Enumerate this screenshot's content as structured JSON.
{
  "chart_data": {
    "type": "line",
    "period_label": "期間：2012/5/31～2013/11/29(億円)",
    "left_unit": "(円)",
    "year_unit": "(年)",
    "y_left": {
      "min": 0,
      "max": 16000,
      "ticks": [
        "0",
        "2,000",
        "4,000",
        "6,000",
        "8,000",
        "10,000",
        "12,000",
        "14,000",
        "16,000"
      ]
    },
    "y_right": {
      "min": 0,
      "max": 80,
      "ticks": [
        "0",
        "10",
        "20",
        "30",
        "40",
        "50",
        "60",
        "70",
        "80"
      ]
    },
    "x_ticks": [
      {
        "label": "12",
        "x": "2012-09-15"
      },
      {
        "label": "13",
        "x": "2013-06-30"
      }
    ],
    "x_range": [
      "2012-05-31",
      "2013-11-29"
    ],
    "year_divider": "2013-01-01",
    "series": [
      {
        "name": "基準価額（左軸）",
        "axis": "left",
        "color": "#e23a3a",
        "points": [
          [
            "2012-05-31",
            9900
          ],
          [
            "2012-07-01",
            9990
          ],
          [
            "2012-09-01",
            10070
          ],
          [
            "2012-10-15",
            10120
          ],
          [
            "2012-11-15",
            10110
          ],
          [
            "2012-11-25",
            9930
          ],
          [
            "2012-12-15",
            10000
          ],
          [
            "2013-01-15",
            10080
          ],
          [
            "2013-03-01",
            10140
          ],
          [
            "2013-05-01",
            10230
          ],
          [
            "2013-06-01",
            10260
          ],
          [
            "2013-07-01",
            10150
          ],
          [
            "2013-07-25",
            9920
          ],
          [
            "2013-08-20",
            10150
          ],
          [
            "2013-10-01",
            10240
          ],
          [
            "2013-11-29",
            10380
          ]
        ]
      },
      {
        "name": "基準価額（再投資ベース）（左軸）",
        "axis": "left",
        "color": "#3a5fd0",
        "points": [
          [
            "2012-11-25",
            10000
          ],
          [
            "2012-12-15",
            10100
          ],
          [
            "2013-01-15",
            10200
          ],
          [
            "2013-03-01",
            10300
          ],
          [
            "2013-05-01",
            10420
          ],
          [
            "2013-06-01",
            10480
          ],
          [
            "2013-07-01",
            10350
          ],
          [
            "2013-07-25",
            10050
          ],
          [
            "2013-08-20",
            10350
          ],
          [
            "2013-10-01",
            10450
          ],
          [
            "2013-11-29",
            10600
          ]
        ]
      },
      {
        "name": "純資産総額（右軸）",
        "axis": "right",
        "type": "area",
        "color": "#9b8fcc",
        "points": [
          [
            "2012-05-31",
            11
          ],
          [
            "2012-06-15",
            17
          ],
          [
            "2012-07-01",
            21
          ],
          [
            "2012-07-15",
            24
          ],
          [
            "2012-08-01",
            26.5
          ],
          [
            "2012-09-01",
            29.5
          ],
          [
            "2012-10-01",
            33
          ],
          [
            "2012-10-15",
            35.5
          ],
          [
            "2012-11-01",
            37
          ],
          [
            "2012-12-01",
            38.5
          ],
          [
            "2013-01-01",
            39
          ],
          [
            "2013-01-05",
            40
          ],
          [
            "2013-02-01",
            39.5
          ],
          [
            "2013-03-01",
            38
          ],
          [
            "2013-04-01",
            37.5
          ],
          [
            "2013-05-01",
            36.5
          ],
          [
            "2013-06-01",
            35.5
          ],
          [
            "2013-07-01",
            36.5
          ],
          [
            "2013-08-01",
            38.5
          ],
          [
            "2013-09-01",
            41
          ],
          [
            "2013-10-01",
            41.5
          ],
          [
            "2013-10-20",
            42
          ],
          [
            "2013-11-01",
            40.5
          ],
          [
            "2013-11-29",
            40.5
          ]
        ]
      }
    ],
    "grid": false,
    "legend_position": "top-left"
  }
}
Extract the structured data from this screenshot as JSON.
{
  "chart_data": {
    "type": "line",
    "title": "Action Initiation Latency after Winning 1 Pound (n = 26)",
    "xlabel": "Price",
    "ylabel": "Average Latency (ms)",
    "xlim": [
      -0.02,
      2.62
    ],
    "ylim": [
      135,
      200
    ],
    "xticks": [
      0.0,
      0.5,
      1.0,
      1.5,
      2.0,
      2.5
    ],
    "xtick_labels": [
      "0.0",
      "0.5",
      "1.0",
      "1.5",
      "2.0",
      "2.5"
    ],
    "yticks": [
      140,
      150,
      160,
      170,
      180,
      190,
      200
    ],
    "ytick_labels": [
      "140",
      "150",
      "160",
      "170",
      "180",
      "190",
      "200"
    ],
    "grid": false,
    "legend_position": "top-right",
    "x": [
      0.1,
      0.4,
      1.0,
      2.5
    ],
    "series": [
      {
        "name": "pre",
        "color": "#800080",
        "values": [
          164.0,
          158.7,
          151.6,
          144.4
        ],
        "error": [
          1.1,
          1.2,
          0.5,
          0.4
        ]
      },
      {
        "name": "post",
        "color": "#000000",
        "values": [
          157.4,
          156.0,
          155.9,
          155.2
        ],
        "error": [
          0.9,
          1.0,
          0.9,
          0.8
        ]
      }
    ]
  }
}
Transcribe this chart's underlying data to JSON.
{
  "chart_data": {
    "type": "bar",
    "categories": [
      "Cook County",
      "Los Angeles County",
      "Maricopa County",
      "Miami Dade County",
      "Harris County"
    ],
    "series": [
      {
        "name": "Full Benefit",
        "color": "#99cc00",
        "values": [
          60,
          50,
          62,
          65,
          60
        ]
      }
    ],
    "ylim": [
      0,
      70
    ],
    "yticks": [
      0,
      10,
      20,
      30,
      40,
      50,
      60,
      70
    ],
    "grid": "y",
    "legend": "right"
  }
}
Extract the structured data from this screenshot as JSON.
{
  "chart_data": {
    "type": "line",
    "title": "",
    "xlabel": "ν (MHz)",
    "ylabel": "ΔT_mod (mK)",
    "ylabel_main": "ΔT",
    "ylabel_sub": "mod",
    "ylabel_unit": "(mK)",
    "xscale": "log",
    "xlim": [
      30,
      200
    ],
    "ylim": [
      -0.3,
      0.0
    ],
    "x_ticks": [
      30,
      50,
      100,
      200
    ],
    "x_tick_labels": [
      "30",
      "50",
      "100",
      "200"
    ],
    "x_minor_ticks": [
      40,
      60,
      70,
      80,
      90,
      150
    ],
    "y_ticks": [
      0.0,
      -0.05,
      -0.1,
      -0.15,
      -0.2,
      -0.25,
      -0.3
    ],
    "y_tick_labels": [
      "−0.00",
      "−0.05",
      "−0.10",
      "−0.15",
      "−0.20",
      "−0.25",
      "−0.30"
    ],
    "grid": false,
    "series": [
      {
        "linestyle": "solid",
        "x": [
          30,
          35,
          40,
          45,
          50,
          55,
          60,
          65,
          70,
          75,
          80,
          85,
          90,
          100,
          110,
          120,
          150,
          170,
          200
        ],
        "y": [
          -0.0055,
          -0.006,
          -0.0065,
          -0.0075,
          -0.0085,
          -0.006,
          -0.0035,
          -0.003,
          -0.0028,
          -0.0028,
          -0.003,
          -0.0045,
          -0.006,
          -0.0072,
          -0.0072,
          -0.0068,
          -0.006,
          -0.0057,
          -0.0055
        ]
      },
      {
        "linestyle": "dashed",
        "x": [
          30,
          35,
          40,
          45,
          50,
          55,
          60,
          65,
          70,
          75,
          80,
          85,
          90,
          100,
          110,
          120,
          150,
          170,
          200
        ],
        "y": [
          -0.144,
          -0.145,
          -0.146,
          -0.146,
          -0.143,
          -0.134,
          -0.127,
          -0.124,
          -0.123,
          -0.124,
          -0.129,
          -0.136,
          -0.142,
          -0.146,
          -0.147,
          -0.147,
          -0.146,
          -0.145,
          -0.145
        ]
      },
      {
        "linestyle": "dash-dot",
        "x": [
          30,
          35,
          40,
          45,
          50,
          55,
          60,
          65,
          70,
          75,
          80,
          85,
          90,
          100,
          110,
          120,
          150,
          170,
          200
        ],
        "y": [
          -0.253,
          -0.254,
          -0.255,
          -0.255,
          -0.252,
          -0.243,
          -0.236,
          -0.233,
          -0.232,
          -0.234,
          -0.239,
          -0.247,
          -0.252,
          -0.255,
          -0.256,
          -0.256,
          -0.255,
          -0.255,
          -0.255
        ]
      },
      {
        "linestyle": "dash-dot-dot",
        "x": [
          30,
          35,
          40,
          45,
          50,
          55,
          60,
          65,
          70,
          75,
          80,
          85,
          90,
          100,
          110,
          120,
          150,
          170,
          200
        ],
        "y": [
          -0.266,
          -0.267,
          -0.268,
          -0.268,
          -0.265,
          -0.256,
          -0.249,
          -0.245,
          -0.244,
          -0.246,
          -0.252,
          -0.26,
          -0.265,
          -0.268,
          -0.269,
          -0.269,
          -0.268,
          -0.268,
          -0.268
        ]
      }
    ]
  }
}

********

Select every line where the word "Latency" occurs.

### RESULT
    "title": "Action Initiation Latency after Winning 1 Pound (n = 26)",
    "ylabel": "Average Latency (ms)",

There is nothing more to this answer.